Problem description: Wherever the word "plus" shows up in a line, please copy that line.

-- BEGIN Material shown --

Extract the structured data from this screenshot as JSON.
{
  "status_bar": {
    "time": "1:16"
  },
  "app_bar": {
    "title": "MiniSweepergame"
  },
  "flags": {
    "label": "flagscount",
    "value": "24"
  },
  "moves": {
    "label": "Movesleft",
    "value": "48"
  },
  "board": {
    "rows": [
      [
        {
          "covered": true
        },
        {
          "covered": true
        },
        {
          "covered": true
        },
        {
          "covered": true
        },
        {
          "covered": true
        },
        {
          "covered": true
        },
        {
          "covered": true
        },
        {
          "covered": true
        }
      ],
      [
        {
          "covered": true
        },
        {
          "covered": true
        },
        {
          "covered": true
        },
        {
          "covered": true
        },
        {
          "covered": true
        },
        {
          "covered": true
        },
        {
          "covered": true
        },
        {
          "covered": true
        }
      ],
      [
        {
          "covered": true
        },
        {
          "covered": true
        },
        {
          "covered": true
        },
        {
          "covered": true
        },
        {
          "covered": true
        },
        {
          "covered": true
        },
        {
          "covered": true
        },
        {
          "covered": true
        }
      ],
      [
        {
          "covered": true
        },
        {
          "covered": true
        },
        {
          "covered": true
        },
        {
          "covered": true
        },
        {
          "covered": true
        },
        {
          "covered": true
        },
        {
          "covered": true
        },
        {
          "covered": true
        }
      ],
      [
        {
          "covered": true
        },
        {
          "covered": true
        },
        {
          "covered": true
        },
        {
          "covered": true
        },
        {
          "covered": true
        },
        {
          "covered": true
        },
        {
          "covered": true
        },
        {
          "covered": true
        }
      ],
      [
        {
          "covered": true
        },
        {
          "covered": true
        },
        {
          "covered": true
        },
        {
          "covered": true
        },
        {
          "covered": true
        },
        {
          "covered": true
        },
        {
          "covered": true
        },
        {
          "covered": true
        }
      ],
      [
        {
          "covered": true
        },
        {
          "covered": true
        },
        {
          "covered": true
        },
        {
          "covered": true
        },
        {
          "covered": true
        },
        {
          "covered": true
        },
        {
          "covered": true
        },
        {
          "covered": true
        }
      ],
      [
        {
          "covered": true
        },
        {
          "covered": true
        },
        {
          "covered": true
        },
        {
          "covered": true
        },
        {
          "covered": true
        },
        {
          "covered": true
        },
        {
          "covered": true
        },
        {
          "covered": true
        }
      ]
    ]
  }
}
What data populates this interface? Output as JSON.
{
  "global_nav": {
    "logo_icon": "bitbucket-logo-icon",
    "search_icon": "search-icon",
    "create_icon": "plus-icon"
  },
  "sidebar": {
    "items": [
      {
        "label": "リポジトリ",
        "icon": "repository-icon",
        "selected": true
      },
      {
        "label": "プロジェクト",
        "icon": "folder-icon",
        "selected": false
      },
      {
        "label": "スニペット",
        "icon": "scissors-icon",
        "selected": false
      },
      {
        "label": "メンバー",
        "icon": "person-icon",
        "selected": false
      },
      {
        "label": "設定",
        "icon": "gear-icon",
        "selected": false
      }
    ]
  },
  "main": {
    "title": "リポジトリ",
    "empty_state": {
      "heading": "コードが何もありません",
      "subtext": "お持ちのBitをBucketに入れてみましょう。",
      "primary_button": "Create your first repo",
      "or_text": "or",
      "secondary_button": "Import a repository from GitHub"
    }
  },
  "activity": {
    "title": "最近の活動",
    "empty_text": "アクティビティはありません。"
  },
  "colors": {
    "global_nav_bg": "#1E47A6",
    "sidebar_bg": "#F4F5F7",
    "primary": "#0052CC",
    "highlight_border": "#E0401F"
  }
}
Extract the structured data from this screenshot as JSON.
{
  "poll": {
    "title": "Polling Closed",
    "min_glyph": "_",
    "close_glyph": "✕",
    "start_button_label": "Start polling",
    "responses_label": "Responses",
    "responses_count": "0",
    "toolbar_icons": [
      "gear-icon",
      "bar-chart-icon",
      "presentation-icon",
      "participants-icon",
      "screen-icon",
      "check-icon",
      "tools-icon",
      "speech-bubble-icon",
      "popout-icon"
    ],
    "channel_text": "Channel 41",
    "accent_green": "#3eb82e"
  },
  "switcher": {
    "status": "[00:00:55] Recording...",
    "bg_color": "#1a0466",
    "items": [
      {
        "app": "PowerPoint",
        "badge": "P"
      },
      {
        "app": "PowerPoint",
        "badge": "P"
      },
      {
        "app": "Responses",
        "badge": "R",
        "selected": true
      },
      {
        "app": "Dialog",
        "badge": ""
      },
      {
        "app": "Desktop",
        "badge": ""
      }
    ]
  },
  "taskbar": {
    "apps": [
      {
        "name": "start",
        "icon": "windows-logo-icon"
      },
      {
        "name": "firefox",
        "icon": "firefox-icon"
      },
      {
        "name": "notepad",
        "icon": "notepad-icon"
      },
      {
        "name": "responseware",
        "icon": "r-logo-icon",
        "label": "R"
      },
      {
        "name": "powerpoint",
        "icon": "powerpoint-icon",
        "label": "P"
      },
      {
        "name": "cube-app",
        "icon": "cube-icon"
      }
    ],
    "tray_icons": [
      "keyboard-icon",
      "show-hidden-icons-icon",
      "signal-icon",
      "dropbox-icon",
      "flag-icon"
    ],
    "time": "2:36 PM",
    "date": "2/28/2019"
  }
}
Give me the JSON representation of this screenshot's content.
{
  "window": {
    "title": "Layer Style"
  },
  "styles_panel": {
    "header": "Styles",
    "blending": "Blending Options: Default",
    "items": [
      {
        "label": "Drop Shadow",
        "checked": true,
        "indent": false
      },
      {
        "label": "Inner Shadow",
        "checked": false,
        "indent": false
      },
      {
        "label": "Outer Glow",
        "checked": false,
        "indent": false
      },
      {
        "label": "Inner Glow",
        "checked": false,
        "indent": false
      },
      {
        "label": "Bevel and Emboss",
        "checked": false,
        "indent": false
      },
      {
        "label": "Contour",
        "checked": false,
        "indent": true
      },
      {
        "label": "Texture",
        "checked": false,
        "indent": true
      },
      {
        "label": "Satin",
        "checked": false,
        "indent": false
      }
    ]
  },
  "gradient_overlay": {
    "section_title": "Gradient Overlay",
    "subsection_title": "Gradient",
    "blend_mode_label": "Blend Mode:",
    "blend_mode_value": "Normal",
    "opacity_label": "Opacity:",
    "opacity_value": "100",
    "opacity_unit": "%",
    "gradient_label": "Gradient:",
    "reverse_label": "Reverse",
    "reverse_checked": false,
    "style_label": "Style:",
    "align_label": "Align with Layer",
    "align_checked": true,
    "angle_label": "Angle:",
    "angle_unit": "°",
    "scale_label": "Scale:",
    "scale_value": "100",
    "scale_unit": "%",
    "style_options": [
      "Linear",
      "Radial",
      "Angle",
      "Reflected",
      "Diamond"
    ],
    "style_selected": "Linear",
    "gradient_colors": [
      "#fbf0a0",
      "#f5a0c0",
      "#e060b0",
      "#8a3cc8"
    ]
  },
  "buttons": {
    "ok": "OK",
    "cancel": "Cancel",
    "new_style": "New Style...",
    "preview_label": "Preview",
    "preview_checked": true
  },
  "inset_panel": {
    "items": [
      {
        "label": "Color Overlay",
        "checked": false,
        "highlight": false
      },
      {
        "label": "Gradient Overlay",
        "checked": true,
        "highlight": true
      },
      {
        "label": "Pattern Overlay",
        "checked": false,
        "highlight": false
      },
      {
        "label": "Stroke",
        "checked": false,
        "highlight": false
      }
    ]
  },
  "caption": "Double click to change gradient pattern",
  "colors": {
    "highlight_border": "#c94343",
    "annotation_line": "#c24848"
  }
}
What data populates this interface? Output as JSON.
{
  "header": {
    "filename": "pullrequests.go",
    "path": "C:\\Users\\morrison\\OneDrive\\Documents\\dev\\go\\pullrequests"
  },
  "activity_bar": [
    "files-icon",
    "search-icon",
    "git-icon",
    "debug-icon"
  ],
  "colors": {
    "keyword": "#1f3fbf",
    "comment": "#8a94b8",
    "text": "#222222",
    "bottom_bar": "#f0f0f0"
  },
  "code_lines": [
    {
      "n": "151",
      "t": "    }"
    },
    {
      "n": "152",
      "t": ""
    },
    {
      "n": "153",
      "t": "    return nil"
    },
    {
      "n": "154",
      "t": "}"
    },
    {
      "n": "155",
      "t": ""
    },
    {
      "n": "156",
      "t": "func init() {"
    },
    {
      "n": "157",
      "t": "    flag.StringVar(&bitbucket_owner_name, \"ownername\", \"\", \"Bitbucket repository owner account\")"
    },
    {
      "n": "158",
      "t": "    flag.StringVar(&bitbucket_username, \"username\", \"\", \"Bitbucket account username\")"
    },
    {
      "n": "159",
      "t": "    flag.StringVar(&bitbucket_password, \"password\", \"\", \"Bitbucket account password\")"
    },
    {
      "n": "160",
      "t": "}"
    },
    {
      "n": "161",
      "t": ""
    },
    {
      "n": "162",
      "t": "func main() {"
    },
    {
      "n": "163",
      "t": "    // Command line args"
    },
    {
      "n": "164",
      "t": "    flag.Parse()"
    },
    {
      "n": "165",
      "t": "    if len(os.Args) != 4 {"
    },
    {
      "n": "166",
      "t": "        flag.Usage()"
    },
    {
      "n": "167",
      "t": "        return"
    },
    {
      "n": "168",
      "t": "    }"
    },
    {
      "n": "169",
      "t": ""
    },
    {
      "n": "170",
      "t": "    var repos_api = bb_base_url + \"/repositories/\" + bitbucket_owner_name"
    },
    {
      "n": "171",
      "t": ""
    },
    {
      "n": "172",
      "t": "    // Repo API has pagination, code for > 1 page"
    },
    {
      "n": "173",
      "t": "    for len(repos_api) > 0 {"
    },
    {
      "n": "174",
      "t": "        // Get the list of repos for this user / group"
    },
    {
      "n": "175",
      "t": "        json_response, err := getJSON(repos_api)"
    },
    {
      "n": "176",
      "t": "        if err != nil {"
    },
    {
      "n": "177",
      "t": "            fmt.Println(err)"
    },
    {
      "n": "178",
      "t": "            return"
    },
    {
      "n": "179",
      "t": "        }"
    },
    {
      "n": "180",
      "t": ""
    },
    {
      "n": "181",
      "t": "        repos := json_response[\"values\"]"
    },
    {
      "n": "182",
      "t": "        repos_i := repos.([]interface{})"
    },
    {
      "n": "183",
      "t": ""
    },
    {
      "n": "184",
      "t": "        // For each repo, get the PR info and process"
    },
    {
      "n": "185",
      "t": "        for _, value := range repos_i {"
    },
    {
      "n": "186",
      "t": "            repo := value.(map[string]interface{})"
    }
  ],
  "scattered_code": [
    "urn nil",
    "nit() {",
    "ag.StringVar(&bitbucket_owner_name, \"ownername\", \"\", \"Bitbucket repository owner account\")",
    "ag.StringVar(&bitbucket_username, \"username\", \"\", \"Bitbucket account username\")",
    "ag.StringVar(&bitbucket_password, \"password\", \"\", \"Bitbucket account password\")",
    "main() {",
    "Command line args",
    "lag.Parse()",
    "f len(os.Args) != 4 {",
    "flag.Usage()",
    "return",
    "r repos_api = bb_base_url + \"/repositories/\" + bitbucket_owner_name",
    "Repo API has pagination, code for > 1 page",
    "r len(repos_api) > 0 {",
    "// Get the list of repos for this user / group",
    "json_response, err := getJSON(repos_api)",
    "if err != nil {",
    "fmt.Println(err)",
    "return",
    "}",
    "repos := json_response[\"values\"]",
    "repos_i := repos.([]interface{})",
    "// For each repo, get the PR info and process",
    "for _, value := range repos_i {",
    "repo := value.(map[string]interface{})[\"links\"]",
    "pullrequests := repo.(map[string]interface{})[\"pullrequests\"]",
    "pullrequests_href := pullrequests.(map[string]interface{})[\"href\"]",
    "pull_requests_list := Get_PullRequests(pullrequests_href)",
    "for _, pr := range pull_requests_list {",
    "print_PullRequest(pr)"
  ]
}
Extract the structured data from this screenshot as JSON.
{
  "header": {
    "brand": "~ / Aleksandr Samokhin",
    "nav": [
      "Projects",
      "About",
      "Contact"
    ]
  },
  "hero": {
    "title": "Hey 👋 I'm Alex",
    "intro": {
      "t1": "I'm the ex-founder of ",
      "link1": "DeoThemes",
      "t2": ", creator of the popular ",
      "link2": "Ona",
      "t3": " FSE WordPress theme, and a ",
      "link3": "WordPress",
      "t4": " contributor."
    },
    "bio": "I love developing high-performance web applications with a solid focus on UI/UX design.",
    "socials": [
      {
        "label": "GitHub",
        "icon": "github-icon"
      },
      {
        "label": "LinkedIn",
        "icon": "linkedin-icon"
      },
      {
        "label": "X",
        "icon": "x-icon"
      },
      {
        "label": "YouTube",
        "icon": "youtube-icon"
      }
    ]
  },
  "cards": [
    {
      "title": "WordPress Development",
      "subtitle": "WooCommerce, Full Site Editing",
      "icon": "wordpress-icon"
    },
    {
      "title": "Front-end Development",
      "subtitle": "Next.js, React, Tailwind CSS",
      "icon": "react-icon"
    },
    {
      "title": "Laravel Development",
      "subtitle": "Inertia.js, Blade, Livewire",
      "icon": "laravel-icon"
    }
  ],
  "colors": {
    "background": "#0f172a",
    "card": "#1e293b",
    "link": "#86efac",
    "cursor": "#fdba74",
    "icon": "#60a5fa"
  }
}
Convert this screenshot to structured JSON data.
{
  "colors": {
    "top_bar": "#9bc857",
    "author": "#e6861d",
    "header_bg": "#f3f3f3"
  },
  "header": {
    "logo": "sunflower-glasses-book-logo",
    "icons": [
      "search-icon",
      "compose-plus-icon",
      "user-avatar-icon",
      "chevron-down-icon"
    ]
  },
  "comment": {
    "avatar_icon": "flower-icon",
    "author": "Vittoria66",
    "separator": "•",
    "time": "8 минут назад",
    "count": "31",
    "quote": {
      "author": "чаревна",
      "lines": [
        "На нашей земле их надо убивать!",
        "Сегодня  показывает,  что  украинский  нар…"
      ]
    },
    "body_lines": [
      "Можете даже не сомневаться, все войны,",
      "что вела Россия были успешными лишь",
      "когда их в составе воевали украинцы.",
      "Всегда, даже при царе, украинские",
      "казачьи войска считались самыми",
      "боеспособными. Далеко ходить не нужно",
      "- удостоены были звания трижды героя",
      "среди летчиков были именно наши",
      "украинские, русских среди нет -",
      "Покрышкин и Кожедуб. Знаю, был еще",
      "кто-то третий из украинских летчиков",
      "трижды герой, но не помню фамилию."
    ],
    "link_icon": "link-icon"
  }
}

-- END Material shown --

Response to this task:
    "create_icon": "plus-icon"
      "compose-plus-icon",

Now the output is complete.